** begin **

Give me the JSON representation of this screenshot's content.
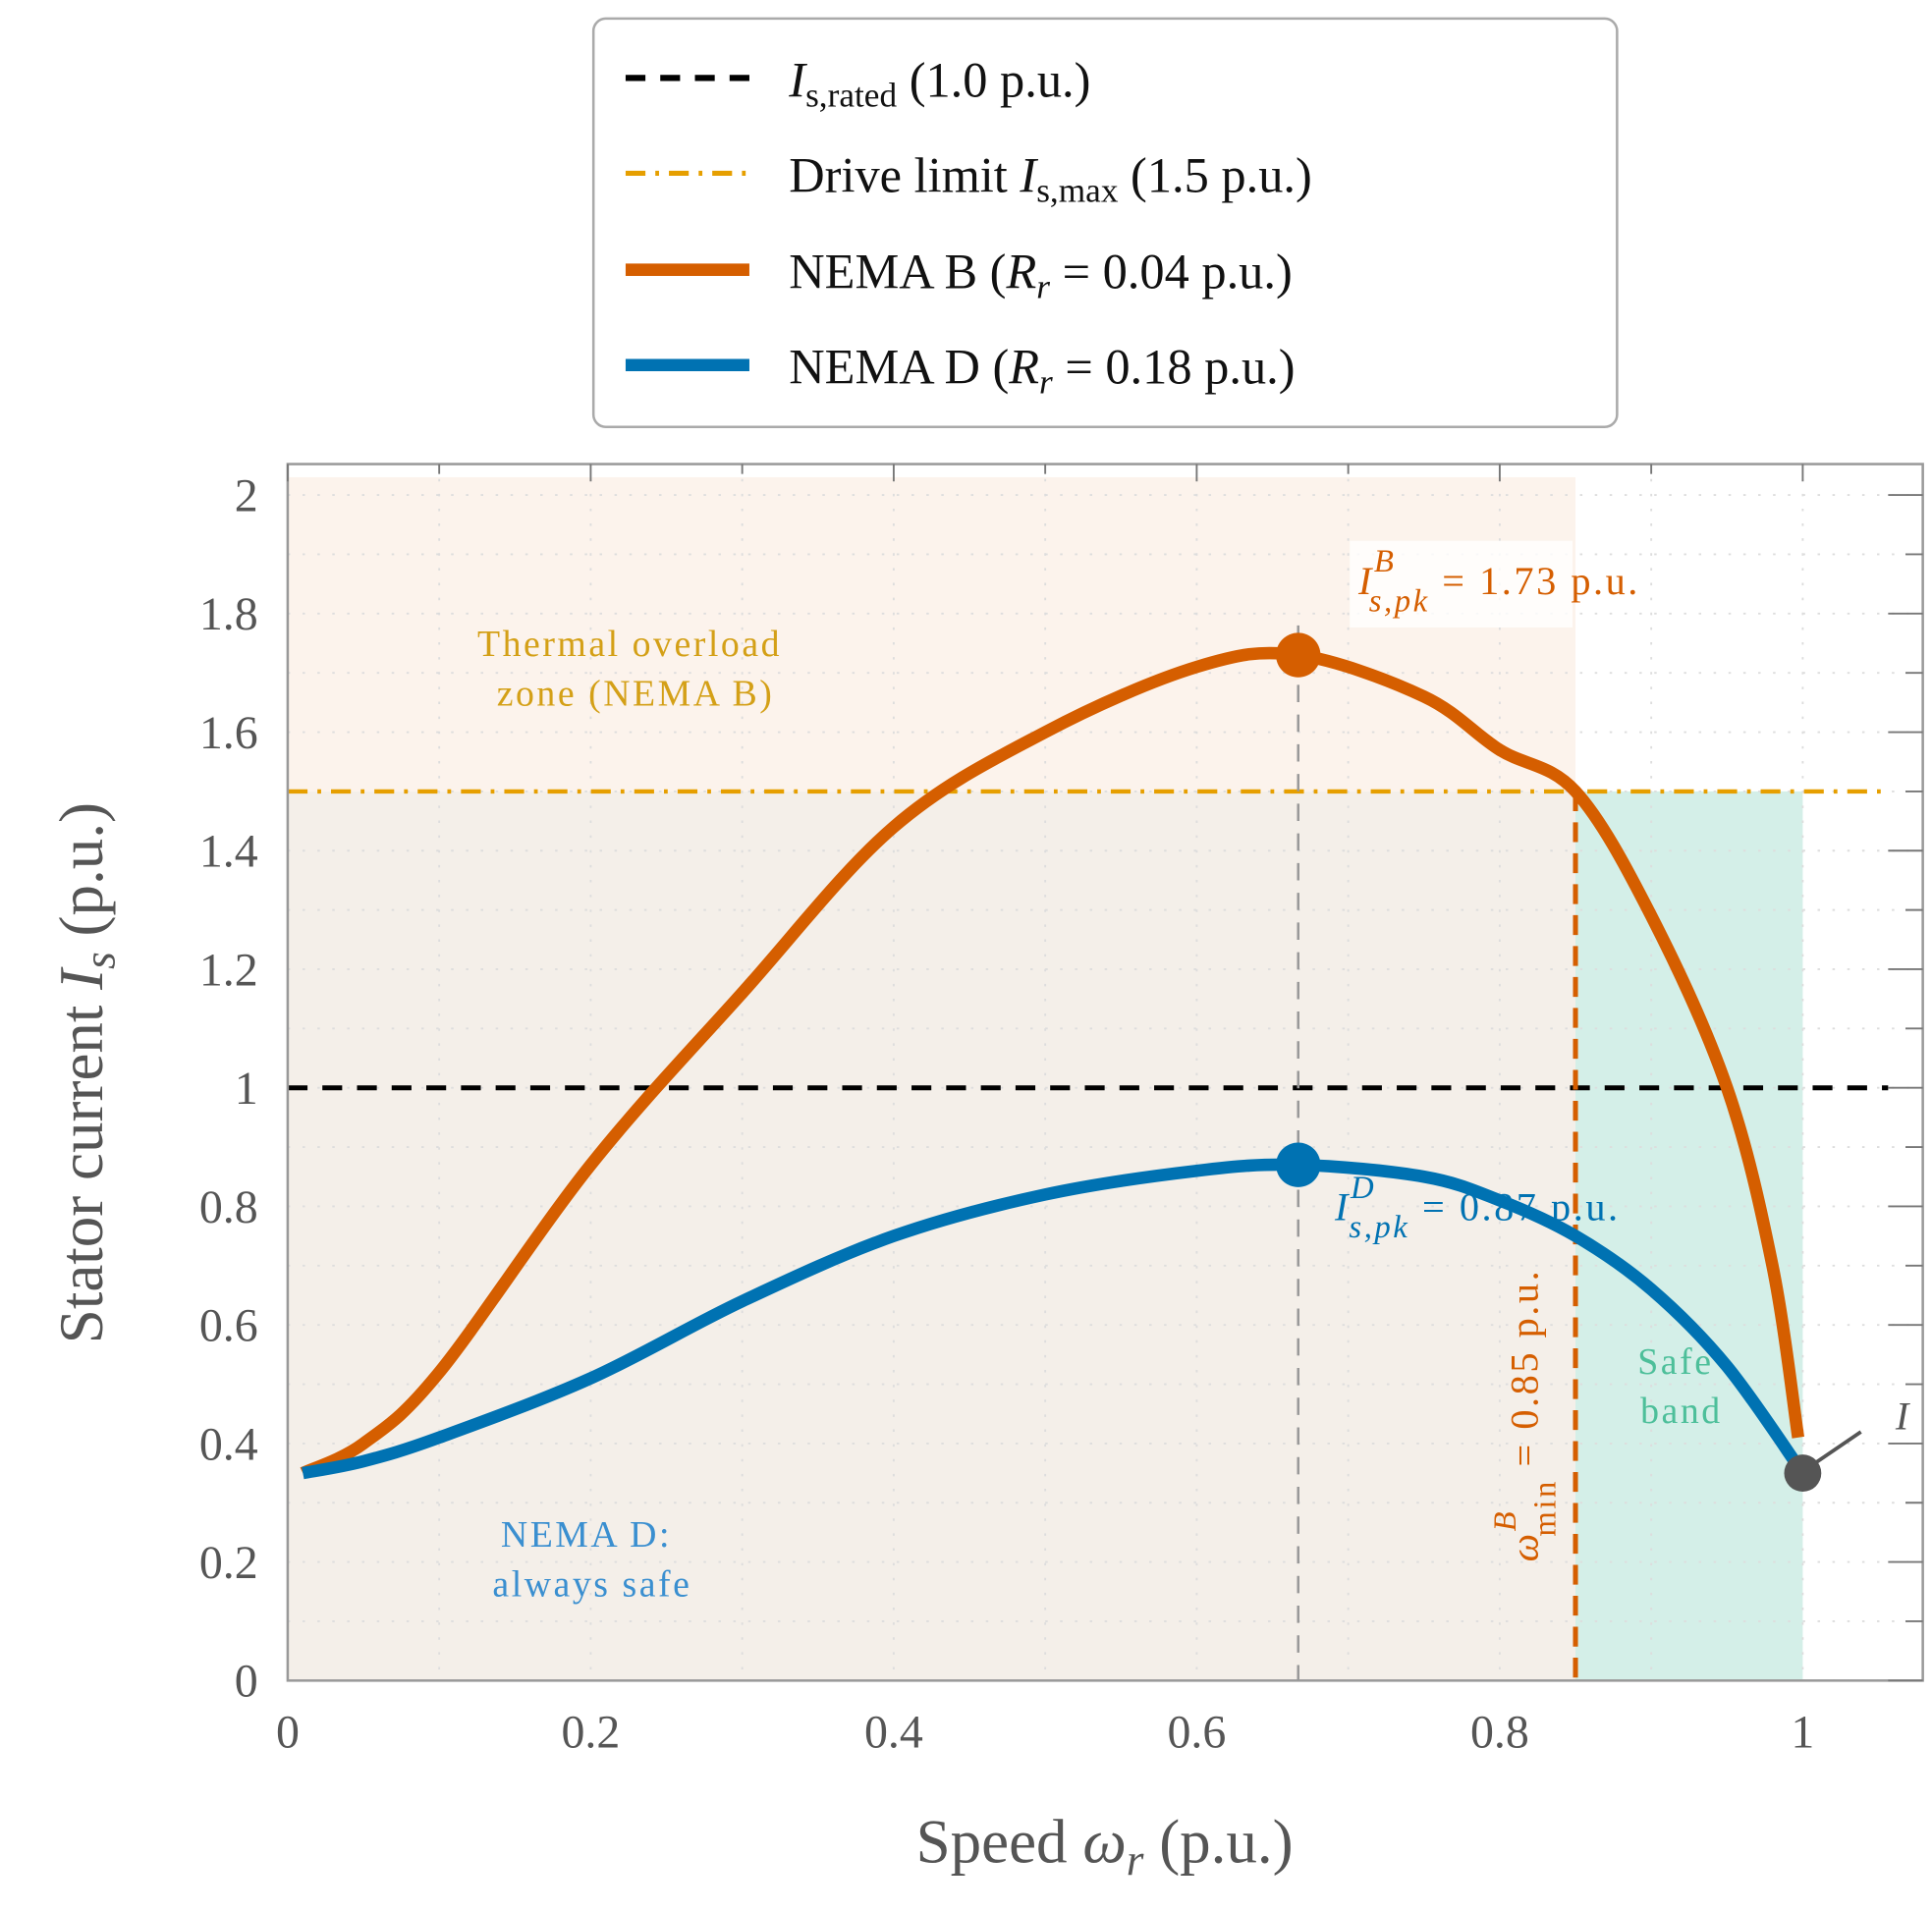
{
  "chart_data": {
    "type": "line",
    "xlabel": "Speed ω_r (p.u.)",
    "xlabel_parts": {
      "main": "Speed ",
      "sym": "ω",
      "sub": "r",
      "unit": " (p.u.)"
    },
    "ylabel": "Stator current I_s (p.u.)",
    "ylabel_parts": {
      "main": "Stator current ",
      "sym": "I",
      "sub": "s",
      "unit": " (p.u.)"
    },
    "xlim": [
      0,
      1.08
    ],
    "ylim": [
      0,
      2.05
    ],
    "grid": true,
    "legend_placement": "top-center (outside)",
    "x_ticks": [
      "0",
      "0.2",
      "0.4",
      "0.6",
      "0.8",
      "1"
    ],
    "x_tick_values": [
      0,
      0.2,
      0.4,
      0.6,
      0.8,
      1
    ],
    "y_ticks": [
      "0",
      "0.2",
      "0.4",
      "0.6",
      "0.8",
      "1",
      "1.2",
      "1.4",
      "1.6",
      "1.8",
      "2"
    ],
    "y_tick_values": [
      0,
      0.2,
      0.4,
      0.6,
      0.8,
      1,
      1.2,
      1.4,
      1.6,
      1.8,
      2
    ],
    "series": [
      {
        "name": "NEMA B (R_r = 0.04 p.u.)",
        "color": "#d55e00",
        "x": [
          0.01,
          0.05,
          0.1,
          0.2,
          0.3,
          0.4,
          0.5,
          0.6,
          0.667,
          0.75,
          0.8,
          0.85,
          0.9,
          0.95,
          0.98,
          0.997
        ],
        "y": [
          0.35,
          0.4,
          0.52,
          0.87,
          1.16,
          1.44,
          1.6,
          1.71,
          1.73,
          1.66,
          1.57,
          1.5,
          1.29,
          1.0,
          0.7,
          0.41
        ]
      },
      {
        "name": "NEMA D (R_r = 0.18 p.u.)",
        "color": "#0072b2",
        "x": [
          0.01,
          0.05,
          0.1,
          0.2,
          0.3,
          0.4,
          0.5,
          0.6,
          0.667,
          0.75,
          0.8,
          0.85,
          0.9,
          0.95,
          1.0
        ],
        "y": [
          0.35,
          0.37,
          0.41,
          0.51,
          0.64,
          0.75,
          0.82,
          0.86,
          0.87,
          0.85,
          0.81,
          0.75,
          0.66,
          0.53,
          0.35
        ]
      }
    ],
    "reference_lines": [
      {
        "name": "I_s,rated (1.0 p.u.)",
        "y": 1.0,
        "style": "dashed",
        "color": "#000000"
      },
      {
        "name": "Drive limit I_s,max (1.5 p.u.)",
        "y": 1.5,
        "style": "dash-dot",
        "color": "#e69f00"
      }
    ],
    "vertical_lines": [
      {
        "x": 0.667,
        "style": "dashed",
        "color": "#999999"
      },
      {
        "x": 0.85,
        "style": "dashed",
        "color": "#d55e00"
      }
    ],
    "regions": [
      {
        "name": "thermal-overload",
        "x": [
          0,
          0.85
        ],
        "y": [
          1.5,
          2.03
        ],
        "color": "#fcf3ec"
      },
      {
        "name": "operating",
        "x": [
          0,
          0.85
        ],
        "y": [
          0,
          1.5
        ],
        "color": "#f4efe9"
      },
      {
        "name": "safe-band",
        "x": [
          0.85,
          1.0
        ],
        "y": [
          0,
          1.5
        ],
        "color": "#d4efe8"
      }
    ],
    "markers": [
      {
        "x": 0.667,
        "y": 1.73,
        "color": "#d55e00"
      },
      {
        "x": 0.667,
        "y": 0.87,
        "color": "#0072b2"
      },
      {
        "x": 1.0,
        "y": 0.35,
        "color": "#555555"
      }
    ],
    "annotations": {
      "peak_b": {
        "sym": "I",
        "sup": "B",
        "sub": "s,pk",
        "rest": " = 1.73 p.u."
      },
      "peak_d": {
        "sym": "I",
        "sup": "D",
        "sub": "s,pk",
        "rest": " = 0.87 p.u."
      },
      "wmin": {
        "sym": "ω",
        "sup": "B",
        "sub": "min",
        "rest": " = 0.85 p.u."
      },
      "thermal": [
        "Thermal overload",
        "zone (NEMA B)"
      ],
      "nema_d": [
        "NEMA D:",
        "always safe"
      ],
      "safe": [
        "Safe",
        "band"
      ],
      "end_label": "I"
    },
    "legend": [
      {
        "sym": "I",
        "sub": "s,rated",
        "text": " (1.0 p.u.)",
        "pre": ""
      },
      {
        "pre": "Drive limit ",
        "sym": "I",
        "sub": "s,max",
        "text": " (1.5 p.u.)"
      },
      {
        "pre": "NEMA B  (",
        "sym": "R",
        "sub": "r",
        "text": " = 0.04 p.u.)"
      },
      {
        "pre": "NEMA D  (",
        "sym": "R",
        "sub": "r",
        "text": " = 0.18 p.u.)"
      }
    ]
  }
}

** end **

THE EXERCISE. Exclude the pictures and repeat every other part of the records word for word.

FULL ANSWER.
Give me the JSON representation of this screenshot's content.
{
  "chart_data": {
    "type": "line",
    "xlabel": "Speed ω_r (p.u.)",
    "xlabel_parts": {
      "main": "Speed ",
      "sym": "ω",
      "sub": "r",
      "unit": " (p.u.)"
    },
    "ylabel": "Stator current I_s (p.u.)",
    "ylabel_parts": {
      "main": "Stator current ",
      "sym": "I",
      "sub": "s",
      "unit": " (p.u.)"
    },
    "xlim": [
      0,
      1.08
    ],
    "ylim": [
      0,
      2.05
    ],
    "grid": true,
    "legend_placement": "top-center (outside)",
    "x_ticks": [
      "0",
      "0.2",
      "0.4",
      "0.6",
      "0.8",
      "1"
    ],
    "x_tick_values": [
      0,
      0.2,
      0.4,
      0.6,
      0.8,
      1
    ],
    "y_ticks": [
      "0",
      "0.2",
      "0.4",
      "0.6",
      "0.8",
      "1",
      "1.2",
      "1.4",
      "1.6",
      "1.8",
      "2"
    ],
    "y_tick_values": [
      0,
      0.2,
      0.4,
      0.6,
      0.8,
      1,
      1.2,
      1.4,
      1.6,
      1.8,
      2
    ],
    "series": [
      {
        "name": "NEMA B (R_r = 0.04 p.u.)",
        "color": "#d55e00",
        "x": [
          0.01,
          0.05,
          0.1,
          0.2,
          0.3,
          0.4,
          0.5,
          0.6,
          0.667,
          0.75,
          0.8,
          0.85,
          0.9,
          0.95,
          0.98,
          0.997
        ],
        "y": [
          0.35,
          0.4,
          0.52,
          0.87,
          1.16,
          1.44,
          1.6,
          1.71,
          1.73,
          1.66,
          1.57,
          1.5,
          1.29,
          1.0,
          0.7,
          0.41
        ]
      },
      {
        "name": "NEMA D (R_r = 0.18 p.u.)",
        "color": "#0072b2",
        "x": [
          0.01,
          0.05,
          0.1,
          0.2,
          0.3,
          0.4,
          0.5,
          0.6,
          0.667,
          0.75,
          0.8,
          0.85,
          0.9,
          0.95,
          1.0
        ],
        "y": [
          0.35,
          0.37,
          0.41,
          0.51,
          0.64,
          0.75,
          0.82,
          0.86,
          0.87,
          0.85,
          0.81,
          0.75,
          0.66,
          0.53,
          0.35
        ]
      }
    ],
    "reference_lines": [
      {
        "name": "I_s,rated (1.0 p.u.)",
        "y": 1.0,
        "style": "dashed",
        "color": "#000000"
      },
      {
        "name": "Drive limit I_s,max (1.5 p.u.)",
        "y": 1.5,
        "style": "dash-dot",
        "color": "#e69f00"
      }
    ],
    "vertical_lines": [
      {
        "x": 0.667,
        "style": "dashed",
        "color": "#999999"
      },
      {
        "x": 0.85,
        "style": "dashed",
        "color": "#d55e00"
      }
    ],
    "regions": [
      {
        "name": "thermal-overload",
        "x": [
          0,
          0.85
        ],
        "y": [
          1.5,
          2.03
        ],
        "color": "#fcf3ec"
      },
      {
        "name": "operating",
        "x": [
          0,
          0.85
        ],
        "y": [
          0,
          1.5
        ],
        "color": "#f4efe9"
      },
      {
        "name": "safe-band",
        "x": [
          0.85,
          1.0
        ],
        "y": [
          0,
          1.5
        ],
        "color": "#d4efe8"
      }
    ],
    "markers": [
      {
        "x": 0.667,
        "y": 1.73,
        "color": "#d55e00"
      },
      {
        "x": 0.667,
        "y": 0.87,
        "color": "#0072b2"
      },
      {
        "x": 1.0,
        "y": 0.35,
        "color": "#555555"
      }
    ],
    "annotations": {
      "peak_b": {
        "sym": "I",
        "sup": "B",
        "sub": "s,pk",
        "rest": " = 1.73 p.u."
      },
      "peak_d": {
        "sym": "I",
        "sup": "D",
        "sub": "s,pk",
        "rest": " = 0.87 p.u."
      },
      "wmin": {
        "sym": "ω",
        "sup": "B",
        "sub": "min",
        "rest": " = 0.85 p.u."
      },
      "thermal": [
        "Thermal overload",
        "zone (NEMA B)"
      ],
      "nema_d": [
        "NEMA D:",
        "always safe"
      ],
      "safe": [
        "Safe",
        "band"
      ],
      "end_label": "I"
    },
    "legend": [
      {
        "sym": "I",
        "sub": "s,rated",
        "text": " (1.0 p.u.)",
        "pre": ""
      },
      {
        "pre": "Drive limit ",
        "sym": "I",
        "sub": "s,max",
        "text": " (1.5 p.u.)"
      },
      {
        "pre": "NEMA B  (",
        "sym": "R",
        "sub": "r",
        "text": " = 0.04 p.u.)"
      },
      {
        "pre": "NEMA D  (",
        "sym": "R",
        "sub": "r",
        "text": " = 0.18 p.u.)"
      }
    ]
  }
}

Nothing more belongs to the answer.